■ TASK ■
Images should be left out, and everything else in the listing reproduced exactly.

■ STORED RECORDS ■
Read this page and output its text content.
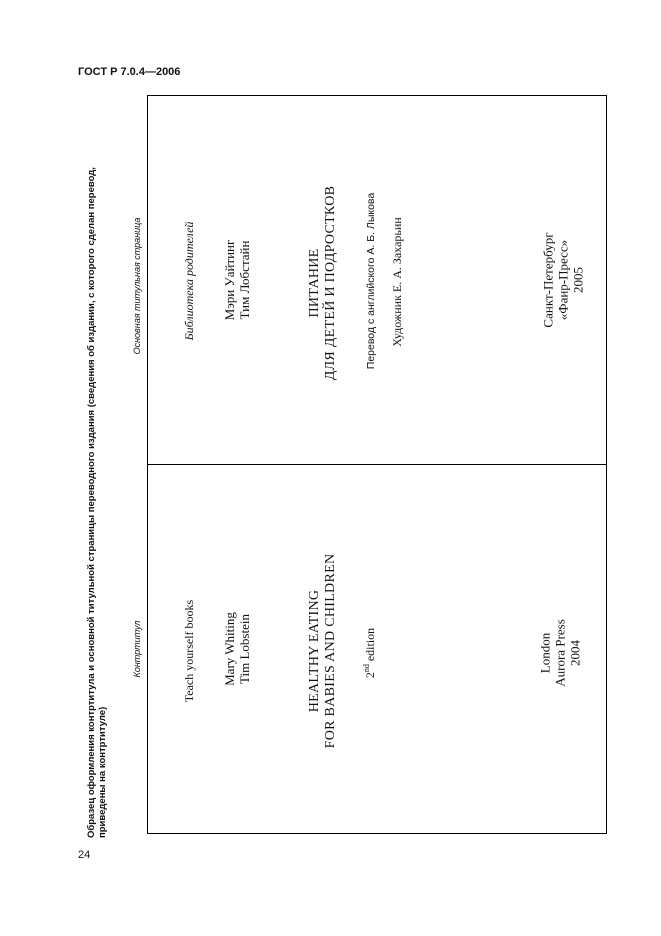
ГОСТ Р 7.0.4—2006
Образец оформления контртитула и основной титульной страницы переводного издания (сведения об издании, с которого сделан перевод, приведены на контртитуле)
Контртитул
Основная титульная страница
Teach yourself books Mary Whiting Tim Lobstein	HEALTHY EATING FOR BABIES AND CHILDREN 2nd edition	London Aurora Press 2004
Библиотека родителей Мэри Уайтинг Тим Лобстайн	ПИТАНИЕ ДЛЯ ДЕТЕЙ И ПОДРОСТКОВ	Перевод с английского А. Б. Лыкова Художник Е. А. Захарьин	Санкт-Петербург «Фаир-Пресс» 2005
24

■ FINISHED ANSWER ■
Read this page and output its text content.
ГОСТ Р 7.0.4—2006
Образец оформления контртитула и основной титульной страницы переводного издания (сведения об издании, с которого сделан перевод, приведены на контртитуле)
Контртитул
Основная титульная страница
Teach yourself books Mary Whiting Tim Lobstein	HEALTHY EATING FOR BABIES AND CHILDREN 2nd edition	London Aurora Press 2004
Библиотека родителей Мэри Уайтинг Тим Лобстайн	ПИТАНИЕ ДЛЯ ДЕТЕЙ И ПОДРОСТКОВ	Перевод с английского А. Б. Лыкова Художник Е. А. Захарьин	Санкт-Петербург «Фаир-Пресс» 2005
24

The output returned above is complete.